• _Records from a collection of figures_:
--- start ---
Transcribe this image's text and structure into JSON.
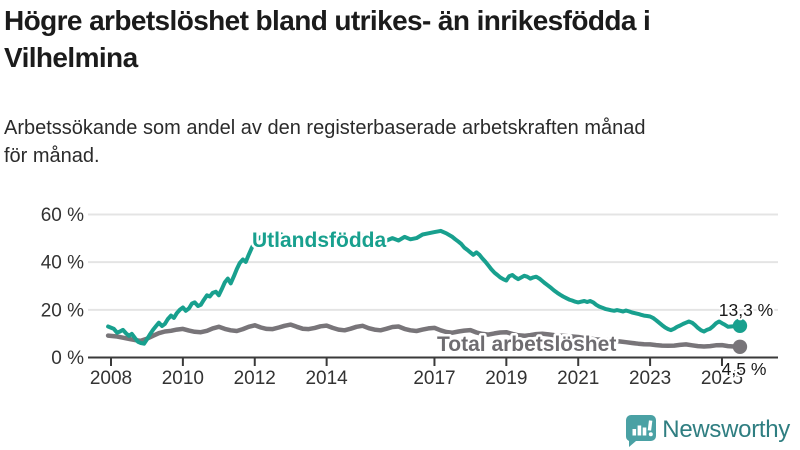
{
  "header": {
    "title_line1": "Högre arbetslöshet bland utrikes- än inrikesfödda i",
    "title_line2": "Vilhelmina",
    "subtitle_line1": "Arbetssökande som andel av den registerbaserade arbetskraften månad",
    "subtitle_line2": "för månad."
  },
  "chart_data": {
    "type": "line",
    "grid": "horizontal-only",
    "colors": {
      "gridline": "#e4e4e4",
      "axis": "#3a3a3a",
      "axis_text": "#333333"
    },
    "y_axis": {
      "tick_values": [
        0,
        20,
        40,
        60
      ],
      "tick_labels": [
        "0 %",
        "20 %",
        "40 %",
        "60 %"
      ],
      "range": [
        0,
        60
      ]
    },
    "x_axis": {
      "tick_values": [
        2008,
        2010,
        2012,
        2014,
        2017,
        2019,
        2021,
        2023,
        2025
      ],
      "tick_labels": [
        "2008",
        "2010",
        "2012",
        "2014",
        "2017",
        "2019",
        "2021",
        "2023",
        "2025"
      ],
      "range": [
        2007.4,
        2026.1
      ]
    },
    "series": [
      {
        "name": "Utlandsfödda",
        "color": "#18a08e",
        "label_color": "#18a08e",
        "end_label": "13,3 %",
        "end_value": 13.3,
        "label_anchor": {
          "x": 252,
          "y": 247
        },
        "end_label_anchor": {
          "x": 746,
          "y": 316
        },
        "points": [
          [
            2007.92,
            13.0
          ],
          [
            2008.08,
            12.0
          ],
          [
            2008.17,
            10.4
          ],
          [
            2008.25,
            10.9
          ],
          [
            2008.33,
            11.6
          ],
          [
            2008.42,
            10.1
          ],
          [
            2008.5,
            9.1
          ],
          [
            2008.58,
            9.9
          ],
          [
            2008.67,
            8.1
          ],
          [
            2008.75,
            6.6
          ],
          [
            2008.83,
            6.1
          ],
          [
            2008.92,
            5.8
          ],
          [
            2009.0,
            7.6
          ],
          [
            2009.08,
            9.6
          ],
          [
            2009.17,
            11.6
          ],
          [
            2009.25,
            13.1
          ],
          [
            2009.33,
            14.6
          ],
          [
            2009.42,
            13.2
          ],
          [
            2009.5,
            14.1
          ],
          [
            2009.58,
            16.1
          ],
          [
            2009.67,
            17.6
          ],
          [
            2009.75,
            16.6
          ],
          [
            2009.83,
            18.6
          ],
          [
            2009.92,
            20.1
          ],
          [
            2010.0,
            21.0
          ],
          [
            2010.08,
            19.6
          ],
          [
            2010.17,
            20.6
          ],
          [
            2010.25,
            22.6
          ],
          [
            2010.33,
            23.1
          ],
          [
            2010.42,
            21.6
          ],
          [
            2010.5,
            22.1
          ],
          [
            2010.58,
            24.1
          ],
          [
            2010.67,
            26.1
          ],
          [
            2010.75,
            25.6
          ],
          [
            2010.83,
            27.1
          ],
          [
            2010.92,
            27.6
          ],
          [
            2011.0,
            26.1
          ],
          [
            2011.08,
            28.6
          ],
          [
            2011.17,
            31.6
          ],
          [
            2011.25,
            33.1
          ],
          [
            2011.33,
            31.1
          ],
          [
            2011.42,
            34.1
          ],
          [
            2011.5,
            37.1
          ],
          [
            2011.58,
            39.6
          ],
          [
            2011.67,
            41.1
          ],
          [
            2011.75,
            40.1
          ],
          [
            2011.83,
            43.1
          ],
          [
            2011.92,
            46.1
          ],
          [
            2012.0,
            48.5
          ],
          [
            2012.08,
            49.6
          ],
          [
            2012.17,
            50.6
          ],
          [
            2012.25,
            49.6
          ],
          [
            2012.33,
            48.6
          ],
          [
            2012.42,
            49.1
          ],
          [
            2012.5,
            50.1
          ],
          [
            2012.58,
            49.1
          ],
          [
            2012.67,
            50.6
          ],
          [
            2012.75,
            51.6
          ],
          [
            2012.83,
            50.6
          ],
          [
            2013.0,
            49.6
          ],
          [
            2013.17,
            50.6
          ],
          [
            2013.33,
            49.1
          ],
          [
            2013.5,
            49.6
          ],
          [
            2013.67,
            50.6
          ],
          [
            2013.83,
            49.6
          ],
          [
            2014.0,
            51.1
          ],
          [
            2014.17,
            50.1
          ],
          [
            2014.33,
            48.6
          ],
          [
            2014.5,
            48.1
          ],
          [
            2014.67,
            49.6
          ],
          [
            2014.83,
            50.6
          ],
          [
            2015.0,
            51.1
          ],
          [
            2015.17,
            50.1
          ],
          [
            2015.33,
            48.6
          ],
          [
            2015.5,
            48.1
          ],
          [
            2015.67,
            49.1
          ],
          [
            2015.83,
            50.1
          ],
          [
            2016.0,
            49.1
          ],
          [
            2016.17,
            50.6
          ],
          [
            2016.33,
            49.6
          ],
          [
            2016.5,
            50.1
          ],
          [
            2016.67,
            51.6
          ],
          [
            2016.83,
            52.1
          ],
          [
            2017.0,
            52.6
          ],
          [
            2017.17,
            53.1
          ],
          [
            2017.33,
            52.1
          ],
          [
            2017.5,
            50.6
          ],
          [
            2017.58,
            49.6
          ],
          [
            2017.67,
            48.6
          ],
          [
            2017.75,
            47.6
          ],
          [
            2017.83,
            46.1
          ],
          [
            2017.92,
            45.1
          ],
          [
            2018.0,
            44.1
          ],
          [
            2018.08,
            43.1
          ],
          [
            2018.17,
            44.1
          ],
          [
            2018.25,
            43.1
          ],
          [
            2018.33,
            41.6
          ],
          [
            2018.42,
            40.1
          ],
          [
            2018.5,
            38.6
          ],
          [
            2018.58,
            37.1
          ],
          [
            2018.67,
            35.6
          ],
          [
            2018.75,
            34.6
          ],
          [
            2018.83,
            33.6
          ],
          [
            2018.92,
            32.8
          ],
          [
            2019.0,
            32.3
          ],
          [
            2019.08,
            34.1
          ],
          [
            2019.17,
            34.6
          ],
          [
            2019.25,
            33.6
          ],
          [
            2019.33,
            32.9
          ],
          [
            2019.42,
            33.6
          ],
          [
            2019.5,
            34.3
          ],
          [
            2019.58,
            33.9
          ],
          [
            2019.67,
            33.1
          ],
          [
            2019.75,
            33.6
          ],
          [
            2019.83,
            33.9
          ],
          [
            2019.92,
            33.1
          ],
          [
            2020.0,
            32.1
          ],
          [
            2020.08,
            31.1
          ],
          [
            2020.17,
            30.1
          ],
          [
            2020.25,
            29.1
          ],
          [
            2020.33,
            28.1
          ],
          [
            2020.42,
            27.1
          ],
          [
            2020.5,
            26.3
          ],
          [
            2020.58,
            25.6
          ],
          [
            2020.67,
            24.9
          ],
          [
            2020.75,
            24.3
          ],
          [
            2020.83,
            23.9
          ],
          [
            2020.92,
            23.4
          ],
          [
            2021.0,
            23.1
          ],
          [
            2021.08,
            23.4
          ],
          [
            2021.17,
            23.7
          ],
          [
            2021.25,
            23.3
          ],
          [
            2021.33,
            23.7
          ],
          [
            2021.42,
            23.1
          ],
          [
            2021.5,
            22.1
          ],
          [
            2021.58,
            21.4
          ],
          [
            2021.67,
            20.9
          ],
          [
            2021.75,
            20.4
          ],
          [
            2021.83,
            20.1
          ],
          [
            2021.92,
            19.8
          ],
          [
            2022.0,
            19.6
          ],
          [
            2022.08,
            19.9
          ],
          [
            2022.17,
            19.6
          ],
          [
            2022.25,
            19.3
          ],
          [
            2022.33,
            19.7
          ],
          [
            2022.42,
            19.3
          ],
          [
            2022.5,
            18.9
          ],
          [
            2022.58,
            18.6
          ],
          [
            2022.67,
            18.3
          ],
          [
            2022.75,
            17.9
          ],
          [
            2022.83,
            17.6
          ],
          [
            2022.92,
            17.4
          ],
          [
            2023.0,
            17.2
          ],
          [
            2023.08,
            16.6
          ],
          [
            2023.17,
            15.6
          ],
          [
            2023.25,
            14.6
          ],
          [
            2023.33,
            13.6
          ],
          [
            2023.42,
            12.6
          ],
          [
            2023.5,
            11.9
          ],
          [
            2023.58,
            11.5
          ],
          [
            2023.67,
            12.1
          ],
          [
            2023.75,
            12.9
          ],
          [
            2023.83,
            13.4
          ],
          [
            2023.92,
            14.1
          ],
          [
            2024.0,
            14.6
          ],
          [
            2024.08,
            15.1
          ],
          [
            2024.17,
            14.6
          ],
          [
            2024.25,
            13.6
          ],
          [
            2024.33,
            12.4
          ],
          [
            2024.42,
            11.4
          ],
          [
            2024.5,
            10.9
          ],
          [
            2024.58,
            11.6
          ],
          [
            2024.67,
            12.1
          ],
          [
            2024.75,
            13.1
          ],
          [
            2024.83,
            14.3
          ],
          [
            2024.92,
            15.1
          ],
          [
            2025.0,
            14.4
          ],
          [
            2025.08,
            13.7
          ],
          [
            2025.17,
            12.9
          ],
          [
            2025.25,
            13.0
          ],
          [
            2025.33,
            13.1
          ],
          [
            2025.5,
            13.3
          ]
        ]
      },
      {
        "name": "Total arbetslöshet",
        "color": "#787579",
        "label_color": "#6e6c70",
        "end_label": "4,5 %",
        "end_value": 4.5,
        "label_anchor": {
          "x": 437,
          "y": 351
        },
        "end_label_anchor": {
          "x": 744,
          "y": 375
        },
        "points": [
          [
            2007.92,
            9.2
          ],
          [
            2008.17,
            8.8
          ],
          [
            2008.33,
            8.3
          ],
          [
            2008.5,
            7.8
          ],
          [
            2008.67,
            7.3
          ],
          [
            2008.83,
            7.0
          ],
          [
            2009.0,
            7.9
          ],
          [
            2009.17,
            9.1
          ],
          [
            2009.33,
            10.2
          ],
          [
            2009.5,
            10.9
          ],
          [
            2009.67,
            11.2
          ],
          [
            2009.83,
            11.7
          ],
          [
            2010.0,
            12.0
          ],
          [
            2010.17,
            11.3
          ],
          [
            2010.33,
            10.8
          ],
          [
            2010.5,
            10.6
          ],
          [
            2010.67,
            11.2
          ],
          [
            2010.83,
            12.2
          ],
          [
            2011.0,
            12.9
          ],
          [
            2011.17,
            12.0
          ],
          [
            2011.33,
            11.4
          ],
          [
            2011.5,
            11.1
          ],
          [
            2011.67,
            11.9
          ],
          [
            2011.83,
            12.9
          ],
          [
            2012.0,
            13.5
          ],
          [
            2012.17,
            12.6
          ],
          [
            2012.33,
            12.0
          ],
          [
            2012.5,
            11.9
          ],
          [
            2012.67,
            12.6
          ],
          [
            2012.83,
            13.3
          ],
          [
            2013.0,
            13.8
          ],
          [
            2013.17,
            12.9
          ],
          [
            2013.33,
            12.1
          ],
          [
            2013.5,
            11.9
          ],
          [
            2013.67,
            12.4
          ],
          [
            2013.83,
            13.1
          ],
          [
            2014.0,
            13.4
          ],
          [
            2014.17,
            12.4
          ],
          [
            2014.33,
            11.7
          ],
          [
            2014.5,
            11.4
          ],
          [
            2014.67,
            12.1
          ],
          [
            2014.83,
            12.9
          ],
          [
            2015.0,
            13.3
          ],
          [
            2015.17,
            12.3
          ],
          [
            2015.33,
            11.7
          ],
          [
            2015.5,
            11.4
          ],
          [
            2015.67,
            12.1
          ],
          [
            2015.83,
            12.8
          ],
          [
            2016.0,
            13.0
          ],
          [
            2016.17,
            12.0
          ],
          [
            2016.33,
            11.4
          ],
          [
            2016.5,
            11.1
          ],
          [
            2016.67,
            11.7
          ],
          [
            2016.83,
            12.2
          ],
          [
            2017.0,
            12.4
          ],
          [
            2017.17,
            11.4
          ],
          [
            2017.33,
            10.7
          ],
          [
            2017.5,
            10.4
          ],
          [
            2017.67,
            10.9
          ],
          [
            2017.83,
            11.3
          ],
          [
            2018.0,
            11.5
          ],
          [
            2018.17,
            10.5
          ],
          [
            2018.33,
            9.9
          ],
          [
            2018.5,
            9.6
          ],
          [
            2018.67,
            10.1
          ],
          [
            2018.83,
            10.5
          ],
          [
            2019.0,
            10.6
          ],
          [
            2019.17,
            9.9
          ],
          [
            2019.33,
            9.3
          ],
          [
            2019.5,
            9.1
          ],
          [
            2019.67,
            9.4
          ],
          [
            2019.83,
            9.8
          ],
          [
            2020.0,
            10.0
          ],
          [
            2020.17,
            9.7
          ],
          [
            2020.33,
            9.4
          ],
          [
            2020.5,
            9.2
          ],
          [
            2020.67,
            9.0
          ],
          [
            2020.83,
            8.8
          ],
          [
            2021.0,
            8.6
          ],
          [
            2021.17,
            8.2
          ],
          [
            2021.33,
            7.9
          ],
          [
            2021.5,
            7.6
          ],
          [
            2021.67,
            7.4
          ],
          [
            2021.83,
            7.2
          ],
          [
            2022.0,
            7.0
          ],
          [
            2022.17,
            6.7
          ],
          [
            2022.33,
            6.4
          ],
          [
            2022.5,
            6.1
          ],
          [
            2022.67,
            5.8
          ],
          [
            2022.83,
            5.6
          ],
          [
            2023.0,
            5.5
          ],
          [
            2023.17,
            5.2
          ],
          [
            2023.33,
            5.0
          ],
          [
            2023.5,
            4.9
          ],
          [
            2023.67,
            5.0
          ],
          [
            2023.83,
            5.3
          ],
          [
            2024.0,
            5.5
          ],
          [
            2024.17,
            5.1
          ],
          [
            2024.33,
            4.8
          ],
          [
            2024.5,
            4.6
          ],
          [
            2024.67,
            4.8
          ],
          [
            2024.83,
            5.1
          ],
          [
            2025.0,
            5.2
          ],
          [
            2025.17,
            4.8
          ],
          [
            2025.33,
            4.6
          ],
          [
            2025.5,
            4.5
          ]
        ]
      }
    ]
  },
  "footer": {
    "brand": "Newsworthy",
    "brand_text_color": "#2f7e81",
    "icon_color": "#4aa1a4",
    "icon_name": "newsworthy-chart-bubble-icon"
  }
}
--- end ---
• _WORK TO COMPLETE_: Every line of the records that includes the word "månad" should be gathered.

• _ANSWER FOR THE TASK_:
    "subtitle_line1": "Arbetssökande som andel av den registerbaserade arbetskraften månad",
    "subtitle_line2": "för månad."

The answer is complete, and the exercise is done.